**DOCUMENT TEXT**
□ □ □ □ □ □ □

Improve grammar and spelling in documentation

stijnh · stijnh · commit f9254170ca8b · 2025-09-09T21:42:25.000+02:00
diff --git a/README.md b/README.md
@@ -12,9 +12,13 @@
 
 
 
-_Kernel Launcher_ is a C++ library that enables dynamic compilation of _CUDA_ kernels at run time (using [NVRTC](https://docs.nvidia.com/cuda/nvrtc/index.html)) and launching them in an easy type-safe way using C++ magic.
-On top of that, Kernel Launcher supports _capturing_ kernel launches, to enable tuning by [Kernel Tuner](https://github.com/KernelTuner/kernel_tuner), and importing the tuning results, known as _wisdom_ files, back into the application.
-The result: highly efficient GPU applications with maximum portability.

□ □ □ □ □ □ □

**DATA BLOCK**
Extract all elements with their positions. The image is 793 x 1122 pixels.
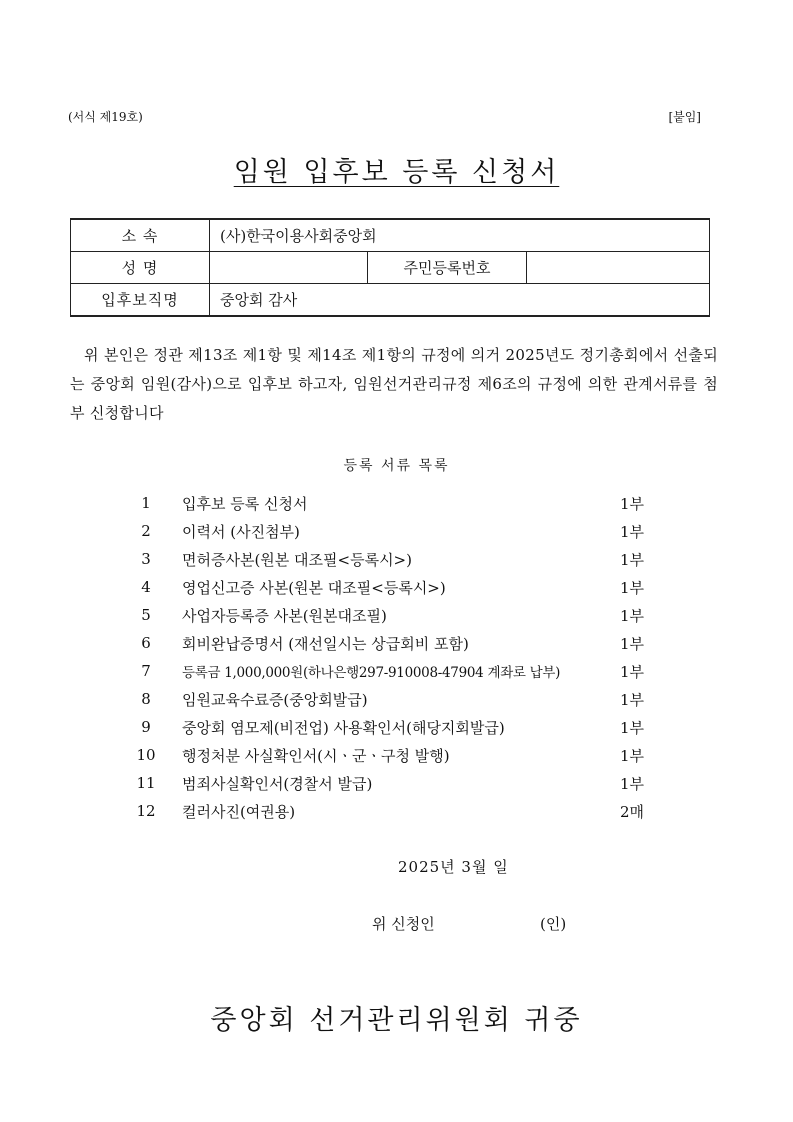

□ □ □ □ □ □ □

**TASKS TO CARRY OUT**
1. In the README commit diff, which words or phrases are set between underscores? List each one.
2. Copy the part of the README commit diff starting at "-On top of that, Kernel" and ending at "with maximum portability.".
3. Proceed with the README commit diff from the point where it stops.

**FINAL RESULTS**
1. Kernel Launcher, CUDA, capturing, wisdom

2.
-On top of that, Kernel Launcher supports _capturing_ kernel launches, to enable tuning by [Kernel Tuner](https://github.com/KernelTuner/kernel_tuner), and importing the tuning results, known as _wisdom_ files, back into the application.
-The result: highly efficient GPU applications with maximum portability.

3.
+**Kernel Launcher** is a C++ library for dynamically compiling _CUDA_ kernels at runtime (using [NVRTC](https://docs.nvidia.com/cuda/nvrtc/index.html)) and launching them using C++ magic in a way that is type-safe, user-friendly, and with minimal boilerplate.
+
+
+On top of that, Kernel Launcher supports **tuning** the GPU kernels in your application.
+This is done by **capturing** kernel launches, replaying them with an **auto-tuning tool** such as [Kernel Tuner](https://github.com/KernelTuner/kernel_tuner), and importing the results, saved as **wisdom** files, during runtime kernel compilation.
+
+The result: **highly efficient** GPU applications with **maximum portability**.
 
 
 
@@ -25,11 +29,11 @@ Recommended installation is using CMake. See the [installation guide](https://ke
 
 ## Example
 
-There are many ways of using Kernel Launcher. See the documentation for [examples](https://kerneltuner.github.io/kernel_launcher/example.html) or check out the [examples/](https://github.com/KernelTuner/kernel_launcher/tree/master/examples) directory.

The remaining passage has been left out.